■ Data for processing:
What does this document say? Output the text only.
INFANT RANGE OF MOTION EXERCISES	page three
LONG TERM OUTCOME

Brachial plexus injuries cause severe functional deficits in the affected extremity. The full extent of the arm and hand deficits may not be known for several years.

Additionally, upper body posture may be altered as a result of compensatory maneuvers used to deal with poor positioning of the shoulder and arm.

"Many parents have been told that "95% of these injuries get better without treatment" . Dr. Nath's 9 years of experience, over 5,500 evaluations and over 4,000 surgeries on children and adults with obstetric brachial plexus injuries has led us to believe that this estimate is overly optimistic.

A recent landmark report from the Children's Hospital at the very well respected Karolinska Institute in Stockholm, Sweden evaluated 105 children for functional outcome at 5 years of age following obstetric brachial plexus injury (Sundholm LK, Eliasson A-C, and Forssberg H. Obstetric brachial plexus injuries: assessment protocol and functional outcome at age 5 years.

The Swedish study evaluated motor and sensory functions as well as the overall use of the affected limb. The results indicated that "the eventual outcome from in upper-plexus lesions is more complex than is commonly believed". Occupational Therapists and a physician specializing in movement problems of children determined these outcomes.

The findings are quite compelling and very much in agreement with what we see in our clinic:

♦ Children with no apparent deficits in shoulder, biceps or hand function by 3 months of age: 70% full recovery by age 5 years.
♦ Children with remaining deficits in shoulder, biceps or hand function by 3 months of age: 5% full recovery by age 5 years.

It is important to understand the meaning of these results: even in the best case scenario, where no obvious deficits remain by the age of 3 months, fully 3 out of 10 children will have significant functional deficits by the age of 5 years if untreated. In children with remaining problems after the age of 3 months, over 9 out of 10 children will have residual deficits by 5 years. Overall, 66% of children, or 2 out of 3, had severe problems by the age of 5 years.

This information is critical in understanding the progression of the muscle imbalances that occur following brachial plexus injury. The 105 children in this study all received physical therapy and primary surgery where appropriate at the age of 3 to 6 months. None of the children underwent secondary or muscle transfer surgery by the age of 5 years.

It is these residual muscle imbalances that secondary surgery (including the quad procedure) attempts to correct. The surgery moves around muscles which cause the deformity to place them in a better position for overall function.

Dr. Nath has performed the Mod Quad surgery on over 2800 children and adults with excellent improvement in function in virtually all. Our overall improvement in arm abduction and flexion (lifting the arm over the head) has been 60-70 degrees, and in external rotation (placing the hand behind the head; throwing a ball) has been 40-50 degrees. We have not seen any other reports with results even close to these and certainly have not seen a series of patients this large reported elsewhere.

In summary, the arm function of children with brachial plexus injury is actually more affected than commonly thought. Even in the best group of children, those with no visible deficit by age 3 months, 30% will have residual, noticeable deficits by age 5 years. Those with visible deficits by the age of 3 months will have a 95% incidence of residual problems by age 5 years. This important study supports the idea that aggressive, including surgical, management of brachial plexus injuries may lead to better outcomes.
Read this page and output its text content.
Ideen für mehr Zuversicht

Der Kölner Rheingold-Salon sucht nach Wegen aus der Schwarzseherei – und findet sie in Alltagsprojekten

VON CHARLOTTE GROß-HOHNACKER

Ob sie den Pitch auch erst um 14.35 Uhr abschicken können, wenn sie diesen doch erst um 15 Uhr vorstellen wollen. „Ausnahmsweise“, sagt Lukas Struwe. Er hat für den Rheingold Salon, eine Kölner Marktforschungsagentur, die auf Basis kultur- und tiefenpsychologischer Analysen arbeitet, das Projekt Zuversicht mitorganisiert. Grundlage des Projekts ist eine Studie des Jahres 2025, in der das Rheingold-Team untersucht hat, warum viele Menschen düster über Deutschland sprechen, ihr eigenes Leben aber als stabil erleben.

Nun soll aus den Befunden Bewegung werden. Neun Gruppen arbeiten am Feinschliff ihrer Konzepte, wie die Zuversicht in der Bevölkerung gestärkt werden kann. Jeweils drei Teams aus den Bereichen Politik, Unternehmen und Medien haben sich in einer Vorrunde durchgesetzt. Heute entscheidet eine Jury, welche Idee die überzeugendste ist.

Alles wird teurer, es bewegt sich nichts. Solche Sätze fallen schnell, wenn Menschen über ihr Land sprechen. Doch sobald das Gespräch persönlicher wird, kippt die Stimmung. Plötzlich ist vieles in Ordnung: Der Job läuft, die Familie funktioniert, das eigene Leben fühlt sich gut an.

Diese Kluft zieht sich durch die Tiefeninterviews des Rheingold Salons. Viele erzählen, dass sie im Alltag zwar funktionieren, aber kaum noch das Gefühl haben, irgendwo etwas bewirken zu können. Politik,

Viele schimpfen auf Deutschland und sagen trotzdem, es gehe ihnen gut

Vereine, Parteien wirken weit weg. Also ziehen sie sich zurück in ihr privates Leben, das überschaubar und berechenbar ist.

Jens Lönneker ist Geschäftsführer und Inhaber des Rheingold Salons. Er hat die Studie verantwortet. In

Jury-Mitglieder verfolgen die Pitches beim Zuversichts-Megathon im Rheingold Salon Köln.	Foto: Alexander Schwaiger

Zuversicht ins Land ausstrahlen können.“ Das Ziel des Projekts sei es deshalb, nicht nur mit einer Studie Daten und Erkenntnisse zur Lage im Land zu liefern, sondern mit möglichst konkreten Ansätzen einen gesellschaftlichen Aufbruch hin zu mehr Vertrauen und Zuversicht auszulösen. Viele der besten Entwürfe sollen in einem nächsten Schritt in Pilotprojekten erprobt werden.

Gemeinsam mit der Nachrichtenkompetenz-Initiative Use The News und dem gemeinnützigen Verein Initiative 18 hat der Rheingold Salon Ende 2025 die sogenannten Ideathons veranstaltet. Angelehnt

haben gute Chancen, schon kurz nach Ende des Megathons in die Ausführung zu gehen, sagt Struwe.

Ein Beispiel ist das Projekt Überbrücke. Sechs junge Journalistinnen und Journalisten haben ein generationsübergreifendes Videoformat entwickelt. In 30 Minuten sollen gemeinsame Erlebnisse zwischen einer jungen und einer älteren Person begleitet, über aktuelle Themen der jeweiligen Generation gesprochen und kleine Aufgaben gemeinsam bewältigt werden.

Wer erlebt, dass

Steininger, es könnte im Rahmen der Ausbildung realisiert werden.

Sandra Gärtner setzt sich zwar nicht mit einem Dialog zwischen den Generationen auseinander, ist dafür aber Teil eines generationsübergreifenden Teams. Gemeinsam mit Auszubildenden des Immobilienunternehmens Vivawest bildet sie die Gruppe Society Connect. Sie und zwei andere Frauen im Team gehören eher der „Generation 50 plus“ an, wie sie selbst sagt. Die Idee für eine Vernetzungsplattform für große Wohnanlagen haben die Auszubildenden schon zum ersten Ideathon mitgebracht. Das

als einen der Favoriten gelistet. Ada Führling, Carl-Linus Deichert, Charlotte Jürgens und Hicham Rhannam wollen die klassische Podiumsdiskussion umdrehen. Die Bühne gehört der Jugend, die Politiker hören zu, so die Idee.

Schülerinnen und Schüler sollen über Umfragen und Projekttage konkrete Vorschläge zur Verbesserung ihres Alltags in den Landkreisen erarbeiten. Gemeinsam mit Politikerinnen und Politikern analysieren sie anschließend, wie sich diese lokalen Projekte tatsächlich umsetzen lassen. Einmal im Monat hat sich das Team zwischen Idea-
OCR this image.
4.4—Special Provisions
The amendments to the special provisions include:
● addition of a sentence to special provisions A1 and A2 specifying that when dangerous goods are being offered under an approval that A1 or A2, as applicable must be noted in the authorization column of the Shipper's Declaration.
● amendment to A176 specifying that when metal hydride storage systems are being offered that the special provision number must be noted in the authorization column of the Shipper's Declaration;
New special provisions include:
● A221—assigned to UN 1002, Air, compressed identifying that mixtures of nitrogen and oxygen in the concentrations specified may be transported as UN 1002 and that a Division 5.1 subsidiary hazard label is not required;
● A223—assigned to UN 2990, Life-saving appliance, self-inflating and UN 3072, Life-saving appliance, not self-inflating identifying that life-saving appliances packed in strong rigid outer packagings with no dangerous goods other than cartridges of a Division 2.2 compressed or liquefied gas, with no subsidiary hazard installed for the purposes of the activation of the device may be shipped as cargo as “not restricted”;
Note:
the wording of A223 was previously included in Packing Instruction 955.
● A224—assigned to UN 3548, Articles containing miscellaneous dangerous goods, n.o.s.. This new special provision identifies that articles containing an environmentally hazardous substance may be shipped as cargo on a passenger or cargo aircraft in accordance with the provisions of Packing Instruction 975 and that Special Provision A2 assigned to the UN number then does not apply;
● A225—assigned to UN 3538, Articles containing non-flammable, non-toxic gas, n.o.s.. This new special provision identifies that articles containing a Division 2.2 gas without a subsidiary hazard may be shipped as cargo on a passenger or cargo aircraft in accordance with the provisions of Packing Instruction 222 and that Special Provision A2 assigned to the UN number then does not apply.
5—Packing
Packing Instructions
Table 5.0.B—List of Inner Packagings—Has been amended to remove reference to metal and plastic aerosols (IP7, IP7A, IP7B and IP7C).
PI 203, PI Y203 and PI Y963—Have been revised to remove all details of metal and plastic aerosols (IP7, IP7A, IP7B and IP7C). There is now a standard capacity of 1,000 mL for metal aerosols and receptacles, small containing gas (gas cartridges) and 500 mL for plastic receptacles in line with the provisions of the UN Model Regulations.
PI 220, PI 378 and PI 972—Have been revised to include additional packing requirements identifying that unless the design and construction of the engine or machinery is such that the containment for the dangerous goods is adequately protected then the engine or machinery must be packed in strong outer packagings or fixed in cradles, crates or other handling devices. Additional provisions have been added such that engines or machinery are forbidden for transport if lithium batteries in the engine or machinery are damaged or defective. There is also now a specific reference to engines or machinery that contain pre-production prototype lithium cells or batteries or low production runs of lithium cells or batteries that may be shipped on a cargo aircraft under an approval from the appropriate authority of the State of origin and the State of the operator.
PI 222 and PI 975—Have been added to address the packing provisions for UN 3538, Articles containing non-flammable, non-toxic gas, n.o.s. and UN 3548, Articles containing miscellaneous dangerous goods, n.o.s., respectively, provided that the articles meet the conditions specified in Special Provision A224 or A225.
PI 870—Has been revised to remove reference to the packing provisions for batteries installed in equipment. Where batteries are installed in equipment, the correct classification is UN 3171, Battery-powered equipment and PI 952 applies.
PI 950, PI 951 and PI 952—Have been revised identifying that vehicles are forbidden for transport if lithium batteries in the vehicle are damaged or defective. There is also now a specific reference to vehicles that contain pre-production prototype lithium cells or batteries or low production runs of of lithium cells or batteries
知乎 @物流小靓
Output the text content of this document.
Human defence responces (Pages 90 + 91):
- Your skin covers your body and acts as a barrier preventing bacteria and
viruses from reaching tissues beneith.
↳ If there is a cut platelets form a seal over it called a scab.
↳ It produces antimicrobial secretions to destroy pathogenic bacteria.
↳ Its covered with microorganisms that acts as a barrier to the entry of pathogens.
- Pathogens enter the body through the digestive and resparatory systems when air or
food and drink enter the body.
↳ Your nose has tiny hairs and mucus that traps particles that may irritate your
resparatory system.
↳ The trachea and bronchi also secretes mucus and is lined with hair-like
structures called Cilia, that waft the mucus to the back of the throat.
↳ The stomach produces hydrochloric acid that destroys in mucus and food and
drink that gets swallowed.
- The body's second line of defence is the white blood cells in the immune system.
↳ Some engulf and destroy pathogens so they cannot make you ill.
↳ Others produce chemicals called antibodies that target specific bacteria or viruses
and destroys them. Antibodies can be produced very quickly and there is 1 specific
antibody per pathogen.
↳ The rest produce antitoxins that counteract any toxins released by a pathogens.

■ Action item:
As you read the records above, find each line that contains "document" and copy it.

■ Response area:
What does this document say? Output the text only.
Output the text content of this document.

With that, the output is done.